Stated goal
Without the images, output each record below as it stands.
[Data rows start]
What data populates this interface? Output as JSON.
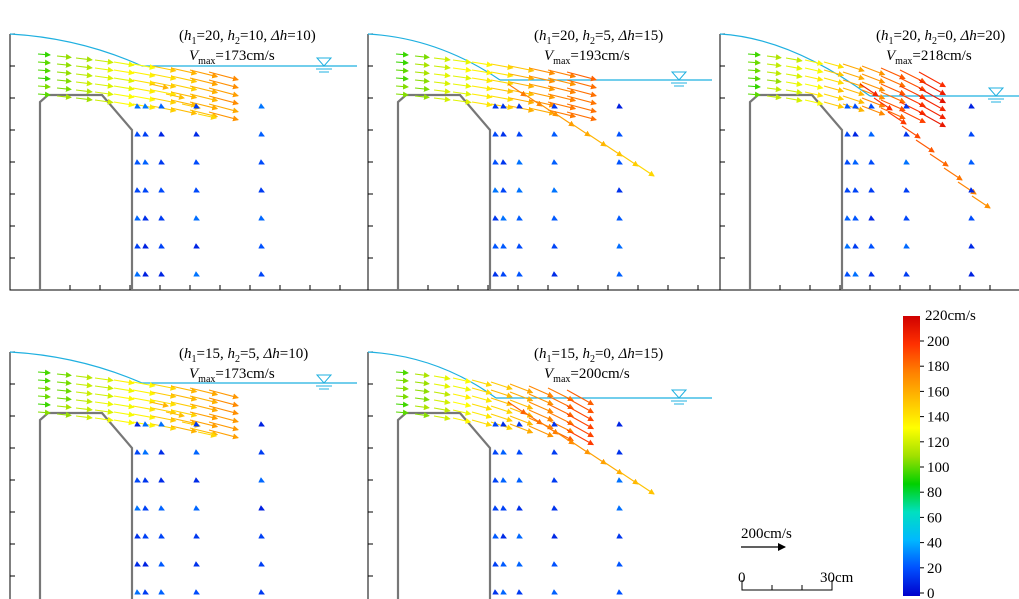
{
  "chart_data": {
    "type": "vector-field",
    "colorbar": {
      "unit_label": "220cm/s",
      "ticks": [
        "200",
        "180",
        "160",
        "140",
        "120",
        "100",
        "80",
        "60",
        "40",
        "20",
        "0"
      ],
      "range": [
        0,
        220
      ],
      "colors": [
        "#0000cc",
        "#0050ff",
        "#00b8ff",
        "#00e0c0",
        "#00d000",
        "#a0e000",
        "#ffff00",
        "#ffc000",
        "#ff8000",
        "#ff3000",
        "#d00000"
      ]
    },
    "reference_vector": {
      "label": "200cm/s",
      "value": 200
    },
    "scale_bar": {
      "start_label": "0",
      "end_label": "30cm",
      "length": 30
    },
    "panels": [
      {
        "id": "a",
        "h1": "20",
        "h2": "10",
        "dh": "10",
        "vmax": "=173cm/s",
        "v": 173
      },
      {
        "id": "b",
        "h1": "20",
        "h2": "5",
        "dh": "15",
        "vmax": "=193cm/s",
        "v": 193
      },
      {
        "id": "c",
        "h1": "20",
        "h2": "0",
        "dh": "20",
        "vmax": "=218cm/s",
        "v": 218
      },
      {
        "id": "d",
        "h1": "15",
        "h2": "5",
        "dh": "10",
        "vmax": "=173cm/s",
        "v": 173
      },
      {
        "id": "e",
        "h1": "15",
        "h2": "0",
        "dh": "15",
        "vmax": "=200cm/s",
        "v": 200
      }
    ],
    "label_parts": {
      "open": "(",
      "h": "h",
      "sub1": "1",
      "sub2": "2",
      "eq": "=",
      "sep": ", ",
      "dh": "Δh",
      "close": ")",
      "V": "V",
      "max": "max"
    }
  }
}
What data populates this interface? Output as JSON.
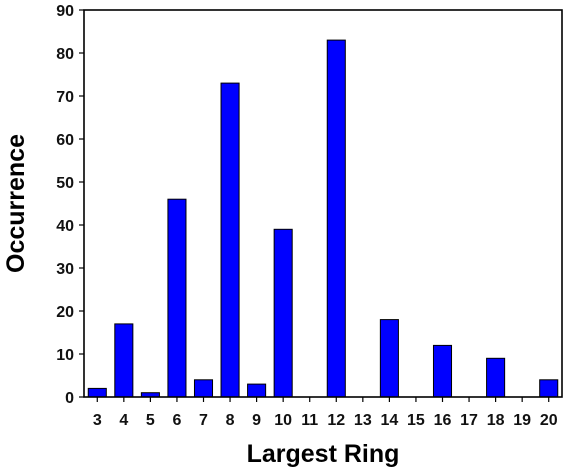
[Data rows end]
Output of the exercise
What data populates this interface? Output as JSON.
{
  "chart_data": {
    "type": "vector-field",
    "colorbar": {
      "unit_label": "220cm/s",
      "ticks": [
        "200",
        "180",
        "160",
        "140",
        "120",
        "100",
        "80",
        "60",
        "40",
        "20",
        "0"
      ],
      "range": [
        0,
        220
      ],
      "colors": [
        "#0000cc",
        "#0050ff",
        "#00b8ff",
        "#00e0c0",
        "#00d000",
        "#a0e000",
        "#ffff00",
        "#ffc000",
        "#ff8000",
        "#ff3000",
        "#d00000"
      ]
    },
    "reference_vector": {
      "label": "200cm/s",
      "value": 200
    },
    "scale_bar": {
      "start_label": "0",
      "end_label": "30cm",
      "length": 30
    },
    "panels": [
      {
        "id": "a",
        "h1": "20",
        "h2": "10",
        "dh": "10",
        "vmax": "=173cm/s",
        "v": 173
      },
      {
        "id": "b",
        "h1": "20",
        "h2": "5",
        "dh": "15",
        "vmax": "=193cm/s",
        "v": 193
      },
      {
        "id": "c",
        "h1": "20",
        "h2": "0",
        "dh": "20",
        "vmax": "=218cm/s",
        "v": 218
      },
      {
        "id": "d",
        "h1": "15",
        "h2": "5",
        "dh": "10",
        "vmax": "=173cm/s",
        "v": 173
      },
      {
        "id": "e",
        "h1": "15",
        "h2": "0",
        "dh": "15",
        "vmax": "=200cm/s",
        "v": 200
      }
    ],
    "label_parts": {
      "open": "(",
      "h": "h",
      "sub1": "1",
      "sub2": "2",
      "eq": "=",
      "sep": ", ",
      "dh": "Δh",
      "close": ")",
      "V": "V",
      "max": "max"
    }
  }
}
What data populates this interface? Output as JSON.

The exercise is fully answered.